What you need to do:
Make an exact copy of the listing below.

+++

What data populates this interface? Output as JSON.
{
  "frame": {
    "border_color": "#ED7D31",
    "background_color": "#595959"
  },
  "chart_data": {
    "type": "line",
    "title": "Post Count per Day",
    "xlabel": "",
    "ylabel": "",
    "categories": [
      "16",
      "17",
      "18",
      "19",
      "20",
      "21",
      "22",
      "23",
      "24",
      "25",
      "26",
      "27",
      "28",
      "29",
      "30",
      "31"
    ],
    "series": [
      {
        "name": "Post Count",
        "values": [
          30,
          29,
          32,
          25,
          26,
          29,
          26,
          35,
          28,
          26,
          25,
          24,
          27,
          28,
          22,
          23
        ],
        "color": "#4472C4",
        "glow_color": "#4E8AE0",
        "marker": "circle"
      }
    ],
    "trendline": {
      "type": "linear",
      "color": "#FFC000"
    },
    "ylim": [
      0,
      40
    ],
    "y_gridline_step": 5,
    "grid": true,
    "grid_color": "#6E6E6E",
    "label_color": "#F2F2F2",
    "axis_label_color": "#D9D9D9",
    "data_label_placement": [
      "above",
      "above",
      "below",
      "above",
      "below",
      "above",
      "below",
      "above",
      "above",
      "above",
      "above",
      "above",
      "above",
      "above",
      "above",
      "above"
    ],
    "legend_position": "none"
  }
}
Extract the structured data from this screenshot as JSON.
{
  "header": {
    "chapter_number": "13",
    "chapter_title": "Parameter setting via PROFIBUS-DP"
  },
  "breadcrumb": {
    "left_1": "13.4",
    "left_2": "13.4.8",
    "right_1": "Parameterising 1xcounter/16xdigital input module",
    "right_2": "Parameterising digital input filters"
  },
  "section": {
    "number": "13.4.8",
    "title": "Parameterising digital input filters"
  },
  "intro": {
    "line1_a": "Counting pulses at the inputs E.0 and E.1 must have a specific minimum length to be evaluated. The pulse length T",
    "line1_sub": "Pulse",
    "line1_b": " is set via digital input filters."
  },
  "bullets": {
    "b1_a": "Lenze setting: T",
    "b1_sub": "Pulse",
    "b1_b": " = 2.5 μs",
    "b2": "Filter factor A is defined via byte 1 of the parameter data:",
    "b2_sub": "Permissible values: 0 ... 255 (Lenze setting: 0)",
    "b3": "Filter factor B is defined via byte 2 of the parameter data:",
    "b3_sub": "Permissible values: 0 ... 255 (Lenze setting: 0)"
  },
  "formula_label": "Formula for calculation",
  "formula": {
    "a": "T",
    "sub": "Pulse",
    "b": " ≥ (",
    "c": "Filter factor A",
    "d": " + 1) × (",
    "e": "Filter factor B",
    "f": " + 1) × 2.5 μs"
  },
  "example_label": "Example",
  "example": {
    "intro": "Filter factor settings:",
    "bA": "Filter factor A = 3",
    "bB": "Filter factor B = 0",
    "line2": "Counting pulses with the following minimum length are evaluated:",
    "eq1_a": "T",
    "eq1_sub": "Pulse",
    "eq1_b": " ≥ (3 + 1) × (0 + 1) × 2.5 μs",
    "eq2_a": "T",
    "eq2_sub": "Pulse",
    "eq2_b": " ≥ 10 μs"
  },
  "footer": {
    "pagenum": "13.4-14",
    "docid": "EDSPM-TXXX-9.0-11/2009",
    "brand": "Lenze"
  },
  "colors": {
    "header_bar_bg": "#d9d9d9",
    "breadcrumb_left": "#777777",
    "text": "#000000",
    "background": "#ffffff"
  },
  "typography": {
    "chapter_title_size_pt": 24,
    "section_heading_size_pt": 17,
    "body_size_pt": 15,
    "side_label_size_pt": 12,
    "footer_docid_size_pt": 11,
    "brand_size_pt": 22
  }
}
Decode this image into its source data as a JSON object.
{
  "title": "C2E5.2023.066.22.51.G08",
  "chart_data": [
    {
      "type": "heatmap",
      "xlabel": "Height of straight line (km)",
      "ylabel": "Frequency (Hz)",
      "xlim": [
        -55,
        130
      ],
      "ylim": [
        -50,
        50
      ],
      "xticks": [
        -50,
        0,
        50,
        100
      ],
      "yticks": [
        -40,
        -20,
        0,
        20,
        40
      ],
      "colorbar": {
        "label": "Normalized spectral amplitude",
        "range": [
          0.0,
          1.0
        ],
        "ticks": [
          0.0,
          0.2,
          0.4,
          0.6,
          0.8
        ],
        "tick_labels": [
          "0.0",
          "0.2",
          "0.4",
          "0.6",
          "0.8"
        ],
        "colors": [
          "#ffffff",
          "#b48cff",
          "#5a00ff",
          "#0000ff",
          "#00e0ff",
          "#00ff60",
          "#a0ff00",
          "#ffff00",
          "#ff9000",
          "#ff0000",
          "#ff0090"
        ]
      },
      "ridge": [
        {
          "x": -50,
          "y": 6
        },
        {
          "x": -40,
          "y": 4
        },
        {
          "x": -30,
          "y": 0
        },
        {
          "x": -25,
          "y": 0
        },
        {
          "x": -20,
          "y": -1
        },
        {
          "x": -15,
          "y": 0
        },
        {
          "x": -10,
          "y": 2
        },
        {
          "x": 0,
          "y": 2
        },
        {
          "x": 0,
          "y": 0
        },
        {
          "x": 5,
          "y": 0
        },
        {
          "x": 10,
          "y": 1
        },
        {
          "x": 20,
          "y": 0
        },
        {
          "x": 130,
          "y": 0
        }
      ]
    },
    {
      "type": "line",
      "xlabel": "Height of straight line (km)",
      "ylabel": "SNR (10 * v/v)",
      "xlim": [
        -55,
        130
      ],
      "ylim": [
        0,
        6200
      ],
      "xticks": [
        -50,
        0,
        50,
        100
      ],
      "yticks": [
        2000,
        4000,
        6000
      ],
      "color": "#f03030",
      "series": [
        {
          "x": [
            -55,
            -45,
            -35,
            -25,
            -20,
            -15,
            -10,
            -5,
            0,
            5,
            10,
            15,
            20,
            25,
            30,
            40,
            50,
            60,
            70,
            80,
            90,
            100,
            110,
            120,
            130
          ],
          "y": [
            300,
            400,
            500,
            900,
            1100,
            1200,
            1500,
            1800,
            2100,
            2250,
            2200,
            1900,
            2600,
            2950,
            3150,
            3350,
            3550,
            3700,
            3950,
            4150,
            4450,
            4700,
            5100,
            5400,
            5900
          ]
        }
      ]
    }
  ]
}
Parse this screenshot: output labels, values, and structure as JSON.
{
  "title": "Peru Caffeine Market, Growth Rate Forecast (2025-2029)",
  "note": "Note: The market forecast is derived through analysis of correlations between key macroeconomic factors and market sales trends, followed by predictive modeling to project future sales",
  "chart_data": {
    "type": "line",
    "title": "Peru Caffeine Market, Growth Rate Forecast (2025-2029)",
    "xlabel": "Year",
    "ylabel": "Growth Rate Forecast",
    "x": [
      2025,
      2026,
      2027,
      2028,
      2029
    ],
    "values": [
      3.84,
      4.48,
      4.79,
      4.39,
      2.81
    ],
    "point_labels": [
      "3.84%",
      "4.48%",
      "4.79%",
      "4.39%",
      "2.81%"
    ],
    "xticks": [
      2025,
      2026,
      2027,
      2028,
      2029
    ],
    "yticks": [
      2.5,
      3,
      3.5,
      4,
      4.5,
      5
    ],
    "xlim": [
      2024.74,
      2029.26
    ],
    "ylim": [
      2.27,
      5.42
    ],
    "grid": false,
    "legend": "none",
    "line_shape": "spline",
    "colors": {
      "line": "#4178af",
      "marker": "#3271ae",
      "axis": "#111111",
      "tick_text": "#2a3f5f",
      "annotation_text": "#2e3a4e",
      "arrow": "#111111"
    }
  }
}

+++

Exercise result:
What data populates this interface? Output as JSON.
{
  "frame": {
    "border_color": "#ED7D31",
    "background_color": "#595959"
  },
  "chart_data": {
    "type": "line",
    "title": "Post Count per Day",
    "xlabel": "",
    "ylabel": "",
    "categories": [
      "16",
      "17",
      "18",
      "19",
      "20",
      "21",
      "22",
      "23",
      "24",
      "25",
      "26",
      "27",
      "28",
      "29",
      "30",
      "31"
    ],
    "series": [
      {
        "name": "Post Count",
        "values": [
          30,
          29,
          32,
          25,
          26,
          29,
          26,
          35,
          28,
          26,
          25,
          24,
          27,
          28,
          22,
          23
        ],
        "color": "#4472C4",
        "glow_color": "#4E8AE0",
        "marker": "circle"
      }
    ],
    "trendline": {
      "type": "linear",
      "color": "#FFC000"
    },
    "ylim": [
      0,
      40
    ],
    "y_gridline_step": 5,
    "grid": true,
    "grid_color": "#6E6E6E",
    "label_color": "#F2F2F2",
    "axis_label_color": "#D9D9D9",
    "data_label_placement": [
      "above",
      "above",
      "below",
      "above",
      "below",
      "above",
      "below",
      "above",
      "above",
      "above",
      "above",
      "above",
      "above",
      "above",
      "above",
      "above"
    ],
    "legend_position": "none"
  }
}
Extract the structured data from this screenshot as JSON.
{
  "header": {
    "chapter_number": "13",
    "chapter_title": "Parameter setting via PROFIBUS-DP"
  },
  "breadcrumb": {
    "left_1": "13.4",
    "left_2": "13.4.8",
    "right_1": "Parameterising 1xcounter/16xdigital input module",
    "right_2": "Parameterising digital input filters"
  },
  "section": {
    "number": "13.4.8",
    "title": "Parameterising digital input filters"
  },
  "intro": {
    "line1_a": "Counting pulses at the inputs E.0 and E.1 must have a specific minimum length to be evaluated. The pulse length T",
    "line1_sub": "Pulse",
    "line1_b": " is set via digital input filters."
  },
  "bullets": {
    "b1_a": "Lenze setting: T",
    "b1_sub": "Pulse",
    "b1_b": " = 2.5 μs",
    "b2": "Filter factor A is defined via byte 1 of the parameter data:",
    "b2_sub": "Permissible values: 0 ... 255 (Lenze setting: 0)",
    "b3": "Filter factor B is defined via byte 2 of the parameter data:",
    "b3_sub": "Permissible values: 0 ... 255 (Lenze setting: 0)"
  },
  "formula_label": "Formula for calculation",
  "formula": {
    "a": "T",
    "sub": "Pulse",
    "b": " ≥ (",
    "c": "Filter factor A",
    "d": " + 1) × (",
    "e": "Filter factor B",
    "f": " + 1) × 2.5 μs"
  },
  "example_label": "Example",
  "example": {
    "intro": "Filter factor settings:",
    "bA": "Filter factor A = 3",
    "bB": "Filter factor B = 0",
    "line2": "Counting pulses with the following minimum length are evaluated:",
    "eq1_a": "T",
    "eq1_sub": "Pulse",
    "eq1_b": " ≥ (3 + 1) × (0 + 1) × 2.5 μs",
    "eq2_a": "T",
    "eq2_sub": "Pulse",
    "eq2_b": " ≥ 10 μs"
  },
  "footer": {
    "pagenum": "13.4-14",
    "docid": "EDSPM-TXXX-9.0-11/2009",
    "brand": "Lenze"
  },
  "colors": {
    "header_bar_bg": "#d9d9d9",
    "breadcrumb_left": "#777777",
    "text": "#000000",
    "background": "#ffffff"
  },
  "typography": {
    "chapter_title_size_pt": 24,
    "section_heading_size_pt": 17,
    "body_size_pt": 15,
    "side_label_size_pt": 12,
    "footer_docid_size_pt": 11,
    "brand_size_pt": 22
  }
}
Decode this image into its source data as a JSON object.
{
  "title": "C2E5.2023.066.22.51.G08",
  "chart_data": [
    {
      "type": "heatmap",
      "xlabel": "Height of straight line (km)",
      "ylabel": "Frequency (Hz)",
      "xlim": [
        -55,
        130
      ],
      "ylim": [
        -50,
        50
      ],
      "xticks": [
        -50,
        0,
        50,
        100
      ],
      "yticks": [
        -40,
        -20,
        0,
        20,
        40
      ],
      "colorbar": {
        "label": "Normalized spectral amplitude",
        "range": [
          0.0,
          1.0
        ],
        "ticks": [
          0.0,
          0.2,
          0.4,
          0.6,
          0.8
        ],
        "tick_labels": [
          "0.0",
          "0.2",
          "0.4",
          "0.6",
          "0.8"
        ],
        "colors": [
          "#ffffff",
          "#b48cff",
          "#5a00ff",
          "#0000ff",
          "#00e0ff",
          "#00ff60",
          "#a0ff00",
          "#ffff00",
          "#ff9000",
          "#ff0000",
          "#ff0090"
        ]
      },
      "ridge": [
        {
          "x": -50,
          "y": 6
        },
        {
          "x": -40,
          "y": 4
        },
        {
          "x": -30,
          "y": 0
        },
        {
          "x": -25,
          "y": 0
        },
        {
          "x": -20,
          "y": -1
        },
        {
          "x": -15,
          "y": 0
        },
        {
          "x": -10,
          "y": 2
        },
        {
          "x": 0,
          "y": 2
        },
        {
          "x": 0,
          "y": 0
        },
        {
          "x": 5,
          "y": 0
        },
        {
          "x": 10,
          "y": 1
        },
        {
          "x": 20,
          "y": 0
        },
        {
          "x": 130,
          "y": 0
        }
      ]
    },
    {
      "type": "line",
      "xlabel": "Height of straight line (km)",
      "ylabel": "SNR (10 * v/v)",
      "xlim": [
        -55,
        130
      ],
      "ylim": [
        0,
        6200
      ],
      "xticks": [
        -50,
        0,
        50,
        100
      ],
      "yticks": [
        2000,
        4000,
        6000
      ],
      "color": "#f03030",
      "series": [
        {
          "x": [
            -55,
            -45,
            -35,
            -25,
            -20,
            -15,
            -10,
            -5,
            0,
            5,
            10,
            15,
            20,
            25,
            30,
            40,
            50,
            60,
            70,
            80,
            90,
            100,
            110,
            120,
            130
          ],
          "y": [
            300,
            400,
            500,
            900,
            1100,
            1200,
            1500,
            1800,
            2100,
            2250,
            2200,
            1900,
            2600,
            2950,
            3150,
            3350,
            3550,
            3700,
            3950,
            4150,
            4450,
            4700,
            5100,
            5400,
            5900
          ]
        }
      ]
    }
  ]
}
Parse this screenshot: output labels, values, and structure as JSON.
{
  "title": "Peru Caffeine Market, Growth Rate Forecast (2025-2029)",
  "note": "Note: The market forecast is derived through analysis of correlations between key macroeconomic factors and market sales trends, followed by predictive modeling to project future sales",
  "chart_data": {
    "type": "line",
    "title": "Peru Caffeine Market, Growth Rate Forecast (2025-2029)",
    "xlabel": "Year",
    "ylabel": "Growth Rate Forecast",
    "x": [
      2025,
      2026,
      2027,
      2028,
      2029
    ],
    "values": [
      3.84,
      4.48,
      4.79,
      4.39,
      2.81
    ],
    "point_labels": [
      "3.84%",
      "4.48%",
      "4.79%",
      "4.39%",
      "2.81%"
    ],
    "xticks": [
      2025,
      2026,
      2027,
      2028,
      2029
    ],
    "yticks": [
      2.5,
      3,
      3.5,
      4,
      4.5,
      5
    ],
    "xlim": [
      2024.74,
      2029.26
    ],
    "ylim": [
      2.27,
      5.42
    ],
    "grid": false,
    "legend": "none",
    "line_shape": "spline",
    "colors": {
      "line": "#4178af",
      "marker": "#3271ae",
      "axis": "#111111",
      "tick_text": "#2a3f5f",
      "annotation_text": "#2e3a4e",
      "arrow": "#111111"
    }
  }
}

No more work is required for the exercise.